+++ Texte à lire

Capital affirme qu'Anne Hidalgo a bénéficié d'un emploi fictif de 2001 à 2003

Capital affirme qu'Anne Hidalgo a bénéficié d'un emploi fictif de 2001 à 2003
Anne Hidalgo et Bertrand Delanoë en janvier 2003, photo ©PHILIPPE DESMAZES / AFP

D'après le magazine, le maire de Paris s'est fait payer par le ministère du Travail pour un emploi imaginaire qui lui aurait permis de toucher plus de 3 000 euros mensuels durant plus de deux ans, en plus de ses indemnités d'adjointe municipale.

Sale temps pour Anne Hidalgo, mise en cause dans le brûlot Notre-Drame de Paris, publié en septembre 2017. Cette fois, c'est le magazine Capital qui affirme ce 25 octobre 2017 avoir la preuve que l'actuelle maire de Paris a bénéficié pendant plus de deux ans, à partir de mars 2001, de son salaire versé par le ministère du Travail alors qu'elle avait accédé au poste de première adjointe du maire de Paris alors fraîchement élu, Bertrand Delanoë.

Le magazine rapporte que jusqu’en avril 2002, Anne Hidalgo, en sa qualité d'inspectrice du travail en chef, était officiellement mise à la disposition du cabinet de Marylise Lebranchu, la ministre de la Justice de Lionel Jospin, comme conseillère technique puis comme chargée de mission. Une fonction qu'elle était censée ne plus exercer depuis mars 2001, et dont elle aurait continué à percevoir les revenus jusqu'en 2003.

A l'appui de son affirmation, Capital produit un document présenté comme un bulletin de salaire de janvier 2003.

Capital affirme qu'Anne Hidalgo a bénéficié d'un emploi fictif de 2001 à 2003
Document Capital

Anne Hidalgo n'a pas tardé à réagir et a annoncé porter plainte contre le magazine. La maire de Paris affirme être toujours restée dans la légalité, évoquant un congé maternité à l'issue duquel elle aurait été placée en détachement avec cessation de la rémunération, en raison de sa fonction de première adjointe à la mairie de Paris. Anne Hidalgo cite en outre un arrêté ministériel, daté de janvier 2003, prévoyant le reversement des salaires perçus entre la date de sa demande et celle de l'arrêté.

++++++

Consigne.
Dans l'article sur Anne Hidalgo et le magazine Capital, quelles personnes sont nommées dans les paragraphes, sans compter la légende de la photo ? Appuyez-vous uniquement sur l'article pour répondre.

+++ Extraits des lignes

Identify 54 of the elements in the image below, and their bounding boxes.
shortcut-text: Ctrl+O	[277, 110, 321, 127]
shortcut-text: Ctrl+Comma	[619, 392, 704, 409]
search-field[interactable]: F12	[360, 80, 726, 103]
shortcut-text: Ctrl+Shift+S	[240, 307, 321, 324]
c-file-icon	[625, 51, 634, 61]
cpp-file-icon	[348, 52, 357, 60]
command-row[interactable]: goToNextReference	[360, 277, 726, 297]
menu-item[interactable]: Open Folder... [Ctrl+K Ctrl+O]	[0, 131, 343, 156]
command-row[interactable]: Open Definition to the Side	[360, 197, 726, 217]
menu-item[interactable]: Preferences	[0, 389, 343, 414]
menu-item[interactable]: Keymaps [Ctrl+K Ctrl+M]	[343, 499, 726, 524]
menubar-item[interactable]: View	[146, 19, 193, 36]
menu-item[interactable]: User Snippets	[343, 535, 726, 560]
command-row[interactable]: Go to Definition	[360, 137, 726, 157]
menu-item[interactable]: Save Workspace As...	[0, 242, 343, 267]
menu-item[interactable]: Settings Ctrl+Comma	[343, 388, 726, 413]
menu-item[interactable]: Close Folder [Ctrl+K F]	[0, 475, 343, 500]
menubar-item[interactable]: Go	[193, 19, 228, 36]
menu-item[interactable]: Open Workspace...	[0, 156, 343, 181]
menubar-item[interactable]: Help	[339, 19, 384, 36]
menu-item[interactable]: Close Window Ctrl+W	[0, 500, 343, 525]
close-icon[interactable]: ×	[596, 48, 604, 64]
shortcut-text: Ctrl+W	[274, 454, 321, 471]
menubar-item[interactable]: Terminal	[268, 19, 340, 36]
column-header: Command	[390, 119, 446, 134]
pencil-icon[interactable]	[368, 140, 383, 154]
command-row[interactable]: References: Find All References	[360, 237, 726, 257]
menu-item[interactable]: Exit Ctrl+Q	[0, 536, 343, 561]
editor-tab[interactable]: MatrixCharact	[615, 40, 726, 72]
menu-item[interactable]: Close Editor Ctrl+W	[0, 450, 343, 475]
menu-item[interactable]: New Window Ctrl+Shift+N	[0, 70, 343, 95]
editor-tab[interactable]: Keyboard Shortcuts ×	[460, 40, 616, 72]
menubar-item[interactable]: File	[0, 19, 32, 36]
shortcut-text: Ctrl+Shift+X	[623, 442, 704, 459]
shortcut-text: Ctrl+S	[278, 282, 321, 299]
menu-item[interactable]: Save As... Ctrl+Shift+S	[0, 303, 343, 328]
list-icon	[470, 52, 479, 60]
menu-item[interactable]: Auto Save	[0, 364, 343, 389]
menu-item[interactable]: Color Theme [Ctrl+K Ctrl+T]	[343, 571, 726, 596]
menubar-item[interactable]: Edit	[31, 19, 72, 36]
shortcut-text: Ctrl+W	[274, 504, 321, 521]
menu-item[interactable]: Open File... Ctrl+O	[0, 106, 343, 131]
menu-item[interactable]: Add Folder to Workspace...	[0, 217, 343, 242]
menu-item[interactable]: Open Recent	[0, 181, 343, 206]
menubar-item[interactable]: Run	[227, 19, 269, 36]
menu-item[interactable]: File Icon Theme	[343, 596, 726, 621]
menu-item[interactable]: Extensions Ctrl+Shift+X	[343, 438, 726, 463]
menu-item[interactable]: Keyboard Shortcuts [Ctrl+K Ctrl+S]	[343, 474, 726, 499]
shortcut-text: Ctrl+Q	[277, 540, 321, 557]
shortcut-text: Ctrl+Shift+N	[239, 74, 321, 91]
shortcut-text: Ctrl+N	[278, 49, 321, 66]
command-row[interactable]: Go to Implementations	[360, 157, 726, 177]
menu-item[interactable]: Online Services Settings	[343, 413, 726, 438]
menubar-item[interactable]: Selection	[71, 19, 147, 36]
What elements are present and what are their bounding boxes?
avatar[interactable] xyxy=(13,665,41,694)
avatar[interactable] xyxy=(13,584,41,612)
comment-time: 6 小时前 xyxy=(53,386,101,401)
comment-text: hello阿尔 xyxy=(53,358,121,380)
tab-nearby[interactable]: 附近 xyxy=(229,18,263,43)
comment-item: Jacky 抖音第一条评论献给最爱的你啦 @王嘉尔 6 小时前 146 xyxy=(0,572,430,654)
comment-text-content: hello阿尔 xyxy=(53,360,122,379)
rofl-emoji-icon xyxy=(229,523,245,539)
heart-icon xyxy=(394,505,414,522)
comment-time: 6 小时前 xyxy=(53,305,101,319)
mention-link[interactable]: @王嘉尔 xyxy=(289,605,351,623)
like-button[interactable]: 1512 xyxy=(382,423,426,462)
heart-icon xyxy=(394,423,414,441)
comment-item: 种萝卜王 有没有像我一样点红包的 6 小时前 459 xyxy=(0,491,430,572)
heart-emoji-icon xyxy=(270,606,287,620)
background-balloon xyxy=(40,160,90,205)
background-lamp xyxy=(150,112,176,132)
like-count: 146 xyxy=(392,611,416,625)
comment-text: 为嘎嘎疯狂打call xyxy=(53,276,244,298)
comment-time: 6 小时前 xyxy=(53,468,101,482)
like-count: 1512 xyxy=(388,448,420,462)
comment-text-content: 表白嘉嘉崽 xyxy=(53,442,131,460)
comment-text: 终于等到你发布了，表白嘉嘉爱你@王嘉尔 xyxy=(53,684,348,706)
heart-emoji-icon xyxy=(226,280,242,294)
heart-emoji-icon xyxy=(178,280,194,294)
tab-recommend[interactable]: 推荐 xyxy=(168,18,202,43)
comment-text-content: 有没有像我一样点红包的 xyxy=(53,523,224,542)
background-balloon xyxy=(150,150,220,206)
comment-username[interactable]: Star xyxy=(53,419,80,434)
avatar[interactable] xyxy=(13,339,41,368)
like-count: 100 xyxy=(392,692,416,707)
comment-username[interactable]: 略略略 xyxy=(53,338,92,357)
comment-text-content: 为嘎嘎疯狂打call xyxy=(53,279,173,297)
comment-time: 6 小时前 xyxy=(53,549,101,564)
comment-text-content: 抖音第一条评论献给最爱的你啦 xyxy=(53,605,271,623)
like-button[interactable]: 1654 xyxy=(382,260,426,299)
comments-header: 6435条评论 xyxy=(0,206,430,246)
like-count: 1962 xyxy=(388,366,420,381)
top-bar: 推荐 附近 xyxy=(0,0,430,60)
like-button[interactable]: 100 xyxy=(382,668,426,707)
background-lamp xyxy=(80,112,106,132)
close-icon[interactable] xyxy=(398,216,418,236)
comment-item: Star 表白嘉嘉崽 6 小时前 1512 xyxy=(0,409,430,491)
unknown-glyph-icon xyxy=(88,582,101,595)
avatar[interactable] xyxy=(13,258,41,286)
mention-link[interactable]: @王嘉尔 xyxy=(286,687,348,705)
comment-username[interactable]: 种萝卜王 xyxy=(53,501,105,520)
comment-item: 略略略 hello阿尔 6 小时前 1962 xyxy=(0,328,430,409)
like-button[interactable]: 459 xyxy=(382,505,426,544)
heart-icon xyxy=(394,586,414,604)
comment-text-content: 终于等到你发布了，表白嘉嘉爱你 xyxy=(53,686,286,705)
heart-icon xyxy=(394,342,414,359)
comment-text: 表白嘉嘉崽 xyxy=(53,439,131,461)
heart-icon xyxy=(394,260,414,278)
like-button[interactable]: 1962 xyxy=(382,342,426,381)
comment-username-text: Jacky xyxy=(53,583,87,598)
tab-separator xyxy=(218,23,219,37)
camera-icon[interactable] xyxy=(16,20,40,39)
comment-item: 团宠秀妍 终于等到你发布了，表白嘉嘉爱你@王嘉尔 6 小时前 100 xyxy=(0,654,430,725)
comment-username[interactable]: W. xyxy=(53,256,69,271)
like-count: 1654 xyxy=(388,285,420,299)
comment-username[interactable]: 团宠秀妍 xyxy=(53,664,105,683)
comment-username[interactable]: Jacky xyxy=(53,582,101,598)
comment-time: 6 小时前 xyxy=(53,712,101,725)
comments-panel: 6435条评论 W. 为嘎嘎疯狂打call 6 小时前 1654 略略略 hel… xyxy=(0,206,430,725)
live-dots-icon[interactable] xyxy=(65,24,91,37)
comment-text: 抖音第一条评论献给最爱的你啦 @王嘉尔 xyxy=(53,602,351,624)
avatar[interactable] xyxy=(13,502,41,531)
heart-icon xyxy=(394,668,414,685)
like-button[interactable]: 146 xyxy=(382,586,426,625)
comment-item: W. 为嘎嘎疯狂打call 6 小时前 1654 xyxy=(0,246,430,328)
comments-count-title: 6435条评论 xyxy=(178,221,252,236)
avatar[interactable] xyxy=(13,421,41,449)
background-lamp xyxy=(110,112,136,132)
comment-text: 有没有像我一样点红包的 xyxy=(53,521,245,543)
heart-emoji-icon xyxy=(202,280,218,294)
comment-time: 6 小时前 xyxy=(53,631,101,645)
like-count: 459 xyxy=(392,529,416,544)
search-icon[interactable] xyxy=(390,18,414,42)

++++++

Réponse.
- Anne Hidalgo
- Bertrand Delanoë
- Marylise Lebranchu
- Lionel Jospin